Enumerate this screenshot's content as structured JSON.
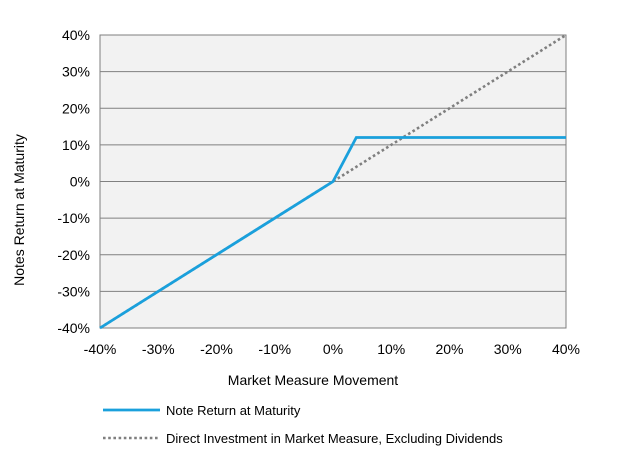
{
  "chart_data": {
    "type": "line",
    "xlabel": "Market Measure Movement",
    "ylabel": "Notes Return at Maturity",
    "xlim": [
      -40,
      40
    ],
    "ylim": [
      -40,
      40
    ],
    "xticks": [
      -40,
      -30,
      -20,
      -10,
      0,
      10,
      20,
      30,
      40
    ],
    "yticks": [
      -40,
      -30,
      -20,
      -10,
      0,
      10,
      20,
      30,
      40
    ],
    "xtick_labels": [
      "-40%",
      "-30%",
      "-20%",
      "-10%",
      "0%",
      "10%",
      "20%",
      "30%",
      "40%"
    ],
    "ytick_labels": [
      "-40%",
      "-30%",
      "-20%",
      "-10%",
      "0%",
      "10%",
      "20%",
      "30%",
      "40%"
    ],
    "grid": "horizontal",
    "legend_position": "bottom",
    "series": [
      {
        "name": "Note Return at Maturity",
        "color": "#1aa0dc",
        "style": "solid",
        "x": [
          -40,
          0,
          4,
          40
        ],
        "y": [
          -40,
          0,
          12,
          12
        ]
      },
      {
        "name": "Direct Investment in Market Measure, Excluding Dividends",
        "color": "#7f7f7f",
        "style": "dotted",
        "x": [
          -40,
          40
        ],
        "y": [
          -40,
          40
        ]
      }
    ]
  }
}
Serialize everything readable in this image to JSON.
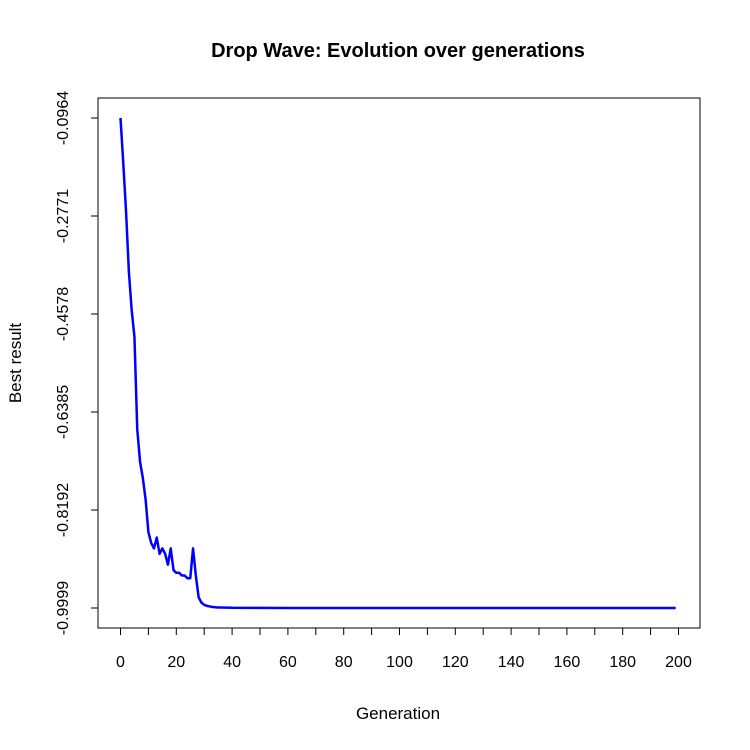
{
  "chart_data": {
    "type": "line",
    "title": "Drop Wave: Evolution over generations",
    "xlabel": "Generation",
    "ylabel": "Best result",
    "xlim": [
      0,
      200
    ],
    "ylim": [
      -0.9999,
      -0.0964
    ],
    "x_ticks": [
      0,
      20,
      40,
      60,
      80,
      100,
      120,
      140,
      160,
      180,
      200
    ],
    "y_ticks": [
      -0.9999,
      -0.8192,
      -0.6385,
      -0.4578,
      -0.2771,
      -0.0964
    ],
    "y_tick_labels": [
      "-0.9999",
      "-0.8192",
      "-0.6385",
      "-0.4578",
      "-0.2771",
      "-0.0964"
    ],
    "grid": false,
    "series": [
      {
        "color": "#0000ff",
        "x": [
          0,
          1,
          2,
          3,
          4,
          5,
          6,
          7,
          8,
          9,
          10,
          11,
          12,
          13,
          14,
          15,
          16,
          17,
          18,
          19,
          20,
          21,
          22,
          23,
          24,
          25,
          26,
          27,
          28,
          29,
          30,
          31,
          32,
          33,
          34,
          35,
          36,
          38,
          40,
          45,
          50,
          60,
          80,
          100,
          120,
          140,
          160,
          180,
          199
        ],
        "y": [
          -0.0964,
          -0.18,
          -0.27,
          -0.38,
          -0.45,
          -0.5,
          -0.67,
          -0.73,
          -0.76,
          -0.8,
          -0.86,
          -0.88,
          -0.89,
          -0.87,
          -0.9,
          -0.89,
          -0.9,
          -0.92,
          -0.89,
          -0.93,
          -0.935,
          -0.935,
          -0.94,
          -0.94,
          -0.945,
          -0.945,
          -0.89,
          -0.94,
          -0.98,
          -0.99,
          -0.994,
          -0.996,
          -0.997,
          -0.998,
          -0.9985,
          -0.999,
          -0.999,
          -0.9992,
          -0.9995,
          -0.9996,
          -0.9997,
          -0.9998,
          -0.9999,
          -0.9999,
          -0.9999,
          -0.9999,
          -0.9999,
          -0.9999,
          -0.9999
        ]
      }
    ]
  }
}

━━━━

#### [Task]
Scan the material above. Extract every line in which the word "xlabel" occurs.

#### [Task output]
    "xlabel": "Market Measure Movement",
    "xlabel": "Generation",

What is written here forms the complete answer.